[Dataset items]
*-*-*

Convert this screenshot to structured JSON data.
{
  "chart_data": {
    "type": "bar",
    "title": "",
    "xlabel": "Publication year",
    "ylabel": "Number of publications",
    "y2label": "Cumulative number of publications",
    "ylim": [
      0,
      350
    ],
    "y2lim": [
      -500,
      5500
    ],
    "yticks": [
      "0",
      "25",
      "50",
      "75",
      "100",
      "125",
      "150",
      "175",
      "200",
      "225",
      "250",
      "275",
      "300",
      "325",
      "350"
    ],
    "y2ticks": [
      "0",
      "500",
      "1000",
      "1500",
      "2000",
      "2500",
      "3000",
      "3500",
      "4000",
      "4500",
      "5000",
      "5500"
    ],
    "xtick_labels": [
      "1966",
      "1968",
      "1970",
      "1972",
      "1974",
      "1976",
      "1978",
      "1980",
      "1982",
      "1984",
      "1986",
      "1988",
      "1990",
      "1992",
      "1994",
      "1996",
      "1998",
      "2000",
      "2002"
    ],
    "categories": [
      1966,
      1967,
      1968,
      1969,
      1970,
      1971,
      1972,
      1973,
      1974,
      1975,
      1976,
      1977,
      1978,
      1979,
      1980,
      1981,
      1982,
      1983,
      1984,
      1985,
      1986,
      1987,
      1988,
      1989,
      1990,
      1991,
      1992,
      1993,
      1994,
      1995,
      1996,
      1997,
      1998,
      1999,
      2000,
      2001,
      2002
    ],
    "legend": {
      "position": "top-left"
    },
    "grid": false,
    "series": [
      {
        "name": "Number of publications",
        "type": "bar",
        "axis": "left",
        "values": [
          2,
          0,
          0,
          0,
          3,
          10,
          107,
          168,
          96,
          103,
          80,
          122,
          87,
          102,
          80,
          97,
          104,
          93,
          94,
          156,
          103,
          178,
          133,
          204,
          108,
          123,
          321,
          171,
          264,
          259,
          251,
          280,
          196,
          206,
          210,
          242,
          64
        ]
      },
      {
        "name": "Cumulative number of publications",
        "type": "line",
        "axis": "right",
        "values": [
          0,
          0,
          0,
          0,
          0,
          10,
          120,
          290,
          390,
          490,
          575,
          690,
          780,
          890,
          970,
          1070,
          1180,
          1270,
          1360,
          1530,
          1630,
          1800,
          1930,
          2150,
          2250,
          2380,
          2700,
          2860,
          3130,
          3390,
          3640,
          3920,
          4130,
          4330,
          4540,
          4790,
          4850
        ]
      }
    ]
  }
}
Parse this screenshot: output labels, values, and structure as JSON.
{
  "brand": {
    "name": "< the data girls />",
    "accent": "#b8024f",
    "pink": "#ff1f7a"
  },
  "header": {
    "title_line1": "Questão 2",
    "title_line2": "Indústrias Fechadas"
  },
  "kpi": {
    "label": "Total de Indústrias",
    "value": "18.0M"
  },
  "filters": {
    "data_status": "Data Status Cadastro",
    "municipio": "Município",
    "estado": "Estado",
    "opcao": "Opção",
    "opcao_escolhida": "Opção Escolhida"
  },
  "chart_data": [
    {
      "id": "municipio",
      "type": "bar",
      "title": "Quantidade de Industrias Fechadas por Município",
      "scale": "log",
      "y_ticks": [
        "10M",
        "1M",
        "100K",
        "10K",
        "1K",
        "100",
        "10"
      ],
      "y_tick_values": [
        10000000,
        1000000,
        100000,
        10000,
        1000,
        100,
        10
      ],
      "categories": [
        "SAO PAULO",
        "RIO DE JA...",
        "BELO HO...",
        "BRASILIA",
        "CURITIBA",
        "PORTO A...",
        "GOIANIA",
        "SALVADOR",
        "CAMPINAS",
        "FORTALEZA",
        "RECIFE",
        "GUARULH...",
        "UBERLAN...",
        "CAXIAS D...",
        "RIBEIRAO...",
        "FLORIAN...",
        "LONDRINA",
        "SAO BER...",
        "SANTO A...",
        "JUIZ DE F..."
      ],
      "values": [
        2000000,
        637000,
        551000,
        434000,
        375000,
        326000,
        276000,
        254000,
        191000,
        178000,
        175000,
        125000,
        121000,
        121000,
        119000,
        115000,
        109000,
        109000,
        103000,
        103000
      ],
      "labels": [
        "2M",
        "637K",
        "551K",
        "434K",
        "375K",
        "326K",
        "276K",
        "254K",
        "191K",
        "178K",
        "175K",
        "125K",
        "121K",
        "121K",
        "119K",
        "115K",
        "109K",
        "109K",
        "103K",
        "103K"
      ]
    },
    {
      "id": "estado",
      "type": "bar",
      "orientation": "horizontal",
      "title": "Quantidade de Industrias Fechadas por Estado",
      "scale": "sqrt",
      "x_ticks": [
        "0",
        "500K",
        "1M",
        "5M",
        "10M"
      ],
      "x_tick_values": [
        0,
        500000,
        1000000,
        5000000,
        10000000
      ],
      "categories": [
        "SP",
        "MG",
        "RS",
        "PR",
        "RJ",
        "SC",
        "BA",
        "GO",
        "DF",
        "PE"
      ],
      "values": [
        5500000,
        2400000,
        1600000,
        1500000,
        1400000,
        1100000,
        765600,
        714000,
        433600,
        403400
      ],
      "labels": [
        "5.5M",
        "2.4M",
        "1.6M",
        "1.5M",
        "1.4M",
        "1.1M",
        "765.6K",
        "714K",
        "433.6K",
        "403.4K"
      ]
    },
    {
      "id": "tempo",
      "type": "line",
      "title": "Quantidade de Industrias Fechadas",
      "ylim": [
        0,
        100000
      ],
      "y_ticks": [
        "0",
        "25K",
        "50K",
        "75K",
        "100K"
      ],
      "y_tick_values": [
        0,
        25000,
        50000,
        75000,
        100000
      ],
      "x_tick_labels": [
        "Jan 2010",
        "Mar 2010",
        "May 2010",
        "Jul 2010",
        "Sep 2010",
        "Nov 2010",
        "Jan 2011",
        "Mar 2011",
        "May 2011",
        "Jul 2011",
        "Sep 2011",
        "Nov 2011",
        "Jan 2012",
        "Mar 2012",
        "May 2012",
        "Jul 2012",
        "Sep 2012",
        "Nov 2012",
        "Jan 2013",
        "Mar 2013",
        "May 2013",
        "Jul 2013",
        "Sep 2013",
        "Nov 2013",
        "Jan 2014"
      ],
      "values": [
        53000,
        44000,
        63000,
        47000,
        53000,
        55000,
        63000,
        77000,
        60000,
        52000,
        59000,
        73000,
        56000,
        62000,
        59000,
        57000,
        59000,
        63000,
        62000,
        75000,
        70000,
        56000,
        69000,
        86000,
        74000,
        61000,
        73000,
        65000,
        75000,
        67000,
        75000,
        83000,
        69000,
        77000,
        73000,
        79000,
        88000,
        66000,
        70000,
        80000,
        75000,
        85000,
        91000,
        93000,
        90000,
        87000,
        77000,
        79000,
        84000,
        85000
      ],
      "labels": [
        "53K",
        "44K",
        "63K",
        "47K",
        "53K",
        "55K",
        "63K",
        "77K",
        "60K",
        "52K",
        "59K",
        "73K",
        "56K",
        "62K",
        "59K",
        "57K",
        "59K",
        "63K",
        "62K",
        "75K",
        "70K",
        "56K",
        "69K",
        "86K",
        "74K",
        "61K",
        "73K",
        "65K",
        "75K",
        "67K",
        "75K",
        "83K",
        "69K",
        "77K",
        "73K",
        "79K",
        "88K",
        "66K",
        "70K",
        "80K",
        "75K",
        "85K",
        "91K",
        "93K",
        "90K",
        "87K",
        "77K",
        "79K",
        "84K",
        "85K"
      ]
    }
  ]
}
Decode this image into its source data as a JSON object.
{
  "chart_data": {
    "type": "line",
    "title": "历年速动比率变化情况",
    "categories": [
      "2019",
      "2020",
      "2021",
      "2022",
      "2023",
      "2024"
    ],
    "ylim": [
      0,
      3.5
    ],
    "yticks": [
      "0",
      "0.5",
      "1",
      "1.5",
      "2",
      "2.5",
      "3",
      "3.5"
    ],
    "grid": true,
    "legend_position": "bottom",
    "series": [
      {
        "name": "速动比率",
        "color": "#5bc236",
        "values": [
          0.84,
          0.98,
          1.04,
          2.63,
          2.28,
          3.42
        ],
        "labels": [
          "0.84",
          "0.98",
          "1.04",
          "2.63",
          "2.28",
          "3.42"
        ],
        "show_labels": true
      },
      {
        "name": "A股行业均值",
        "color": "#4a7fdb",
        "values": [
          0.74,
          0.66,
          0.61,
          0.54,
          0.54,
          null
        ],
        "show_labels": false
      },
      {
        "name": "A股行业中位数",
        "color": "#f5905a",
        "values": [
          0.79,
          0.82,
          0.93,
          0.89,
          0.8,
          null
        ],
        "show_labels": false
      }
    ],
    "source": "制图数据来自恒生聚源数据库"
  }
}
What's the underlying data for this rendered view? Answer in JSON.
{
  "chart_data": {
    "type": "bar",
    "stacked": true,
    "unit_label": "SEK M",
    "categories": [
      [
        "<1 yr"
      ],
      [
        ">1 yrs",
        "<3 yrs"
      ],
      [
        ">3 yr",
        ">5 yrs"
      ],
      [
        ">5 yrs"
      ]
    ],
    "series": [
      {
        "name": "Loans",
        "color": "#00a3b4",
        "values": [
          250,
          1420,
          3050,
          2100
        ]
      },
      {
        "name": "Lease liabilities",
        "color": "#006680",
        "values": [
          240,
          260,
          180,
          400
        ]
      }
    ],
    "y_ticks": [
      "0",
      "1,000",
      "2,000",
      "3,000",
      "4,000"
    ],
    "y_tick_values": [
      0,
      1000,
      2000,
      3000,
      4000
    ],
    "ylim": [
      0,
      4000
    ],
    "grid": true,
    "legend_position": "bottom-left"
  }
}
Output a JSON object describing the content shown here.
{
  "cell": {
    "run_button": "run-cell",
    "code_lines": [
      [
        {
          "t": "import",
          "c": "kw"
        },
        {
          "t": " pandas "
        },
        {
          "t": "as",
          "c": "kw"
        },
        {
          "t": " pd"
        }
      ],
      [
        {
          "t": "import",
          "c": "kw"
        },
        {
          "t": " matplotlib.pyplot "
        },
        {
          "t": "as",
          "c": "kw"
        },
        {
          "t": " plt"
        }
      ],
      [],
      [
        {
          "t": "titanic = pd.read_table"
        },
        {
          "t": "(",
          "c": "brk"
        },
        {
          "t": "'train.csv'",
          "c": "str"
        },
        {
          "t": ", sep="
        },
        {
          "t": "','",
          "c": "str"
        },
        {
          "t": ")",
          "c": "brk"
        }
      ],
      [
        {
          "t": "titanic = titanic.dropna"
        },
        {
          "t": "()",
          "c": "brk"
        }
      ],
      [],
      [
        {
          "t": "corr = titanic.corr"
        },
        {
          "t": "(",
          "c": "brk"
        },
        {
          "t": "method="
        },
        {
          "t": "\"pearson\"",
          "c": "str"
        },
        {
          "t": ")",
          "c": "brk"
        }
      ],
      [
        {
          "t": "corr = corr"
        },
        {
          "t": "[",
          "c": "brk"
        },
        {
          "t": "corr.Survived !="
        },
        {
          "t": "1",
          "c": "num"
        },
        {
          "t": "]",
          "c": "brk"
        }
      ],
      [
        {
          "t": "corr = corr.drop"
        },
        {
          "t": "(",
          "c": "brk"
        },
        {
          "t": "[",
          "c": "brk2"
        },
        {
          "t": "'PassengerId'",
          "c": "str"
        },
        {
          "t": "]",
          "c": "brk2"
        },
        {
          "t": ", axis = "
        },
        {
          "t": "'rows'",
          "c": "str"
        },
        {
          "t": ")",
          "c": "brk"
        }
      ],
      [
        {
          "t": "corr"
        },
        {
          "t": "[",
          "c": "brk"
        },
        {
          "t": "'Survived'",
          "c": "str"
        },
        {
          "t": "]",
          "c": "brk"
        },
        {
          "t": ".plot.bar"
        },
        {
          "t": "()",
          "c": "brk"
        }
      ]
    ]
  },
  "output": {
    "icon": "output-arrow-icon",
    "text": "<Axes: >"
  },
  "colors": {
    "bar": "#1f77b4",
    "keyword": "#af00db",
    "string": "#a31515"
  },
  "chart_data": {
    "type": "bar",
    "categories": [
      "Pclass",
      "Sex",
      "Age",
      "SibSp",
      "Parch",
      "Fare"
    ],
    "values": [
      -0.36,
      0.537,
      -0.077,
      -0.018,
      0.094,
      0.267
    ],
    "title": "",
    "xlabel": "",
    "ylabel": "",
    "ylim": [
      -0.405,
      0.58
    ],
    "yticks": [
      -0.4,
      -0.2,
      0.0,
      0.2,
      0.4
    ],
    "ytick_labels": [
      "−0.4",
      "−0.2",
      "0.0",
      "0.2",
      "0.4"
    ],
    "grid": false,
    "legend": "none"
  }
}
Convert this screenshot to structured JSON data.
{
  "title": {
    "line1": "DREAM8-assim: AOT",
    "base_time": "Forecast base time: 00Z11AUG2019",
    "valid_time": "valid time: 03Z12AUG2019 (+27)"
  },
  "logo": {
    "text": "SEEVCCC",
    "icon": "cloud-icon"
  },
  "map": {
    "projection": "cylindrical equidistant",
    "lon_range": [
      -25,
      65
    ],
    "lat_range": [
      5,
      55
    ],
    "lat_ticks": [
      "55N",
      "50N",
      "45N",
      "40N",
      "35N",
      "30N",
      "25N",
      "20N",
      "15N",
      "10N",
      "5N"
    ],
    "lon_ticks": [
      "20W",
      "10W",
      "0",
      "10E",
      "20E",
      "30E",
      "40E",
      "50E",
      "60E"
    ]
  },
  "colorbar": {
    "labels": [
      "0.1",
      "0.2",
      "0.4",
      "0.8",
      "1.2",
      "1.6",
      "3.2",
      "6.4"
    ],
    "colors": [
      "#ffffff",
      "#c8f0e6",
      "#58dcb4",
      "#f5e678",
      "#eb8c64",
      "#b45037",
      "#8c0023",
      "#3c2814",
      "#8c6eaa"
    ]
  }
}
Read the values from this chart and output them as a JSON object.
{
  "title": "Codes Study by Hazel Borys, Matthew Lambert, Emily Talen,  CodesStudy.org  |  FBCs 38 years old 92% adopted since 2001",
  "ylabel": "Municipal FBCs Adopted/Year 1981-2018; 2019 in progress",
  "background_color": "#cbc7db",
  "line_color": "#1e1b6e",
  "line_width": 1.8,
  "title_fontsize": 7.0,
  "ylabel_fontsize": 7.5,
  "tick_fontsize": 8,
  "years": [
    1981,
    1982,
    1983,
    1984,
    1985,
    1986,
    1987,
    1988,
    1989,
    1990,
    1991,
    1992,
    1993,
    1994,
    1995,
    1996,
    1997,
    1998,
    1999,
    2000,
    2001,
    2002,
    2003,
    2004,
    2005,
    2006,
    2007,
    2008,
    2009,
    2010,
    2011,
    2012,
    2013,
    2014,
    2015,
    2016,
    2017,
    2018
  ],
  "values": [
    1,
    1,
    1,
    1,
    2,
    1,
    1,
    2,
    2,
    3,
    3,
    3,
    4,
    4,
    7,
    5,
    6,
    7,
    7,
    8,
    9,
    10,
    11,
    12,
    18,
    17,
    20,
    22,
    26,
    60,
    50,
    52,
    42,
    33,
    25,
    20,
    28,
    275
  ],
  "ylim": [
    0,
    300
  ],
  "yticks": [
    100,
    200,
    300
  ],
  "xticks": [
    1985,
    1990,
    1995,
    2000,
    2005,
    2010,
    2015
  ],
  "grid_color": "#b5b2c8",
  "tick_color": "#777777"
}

*-*-*

▸ **What is expected**: Take the line in which "Read the values" occurs and each subsequent line through the end; give these lines again without alteration.

▸ **Output**:
Read the values from this chart and output them as a JSON object.
{
  "title": "Codes Study by Hazel Borys, Matthew Lambert, Emily Talen,  CodesStudy.org  |  FBCs 38 years old 92% adopted since 2001",
  "ylabel": "Municipal FBCs Adopted/Year 1981-2018; 2019 in progress",
  "background_color": "#cbc7db",
  "line_color": "#1e1b6e",
  "line_width": 1.8,
  "title_fontsize": 7.0,
  "ylabel_fontsize": 7.5,
  "tick_fontsize": 8,
  "years": [
    1981,
    1982,
    1983,
    1984,
    1985,
    1986,
    1987,
    1988,
    1989,
    1990,
    1991,
    1992,
    1993,
    1994,
    1995,
    1996,
    1997,
    1998,
    1999,
    2000,
    2001,
    2002,
    2003,
    2004,
    2005,
    2006,
    2007,
    2008,
    2009,
    2010,
    2011,
    2012,
    2013,
    2014,
    2015,
    2016,
    2017,
    2018
  ],
  "values": [
    1,
    1,
    1,
    1,
    2,
    1,
    1,
    2,
    2,
    3,
    3,
    3,
    4,
    4,
    7,
    5,
    6,
    7,
    7,
    8,
    9,
    10,
    11,
    12,
    18,
    17,
    20,
    22,
    26,
    60,
    50,
    52,
    42,
    33,
    25,
    20,
    28,
    275
  ],
  "ylim": [
    0,
    300
  ],
  "yticks": [
    100,
    200,
    300
  ],
  "xticks": [
    1985,
    1990,
    1995,
    2000,
    2005,
    2010,
    2015
  ],
  "grid_color": "#b5b2c8",
  "tick_color": "#777777"
}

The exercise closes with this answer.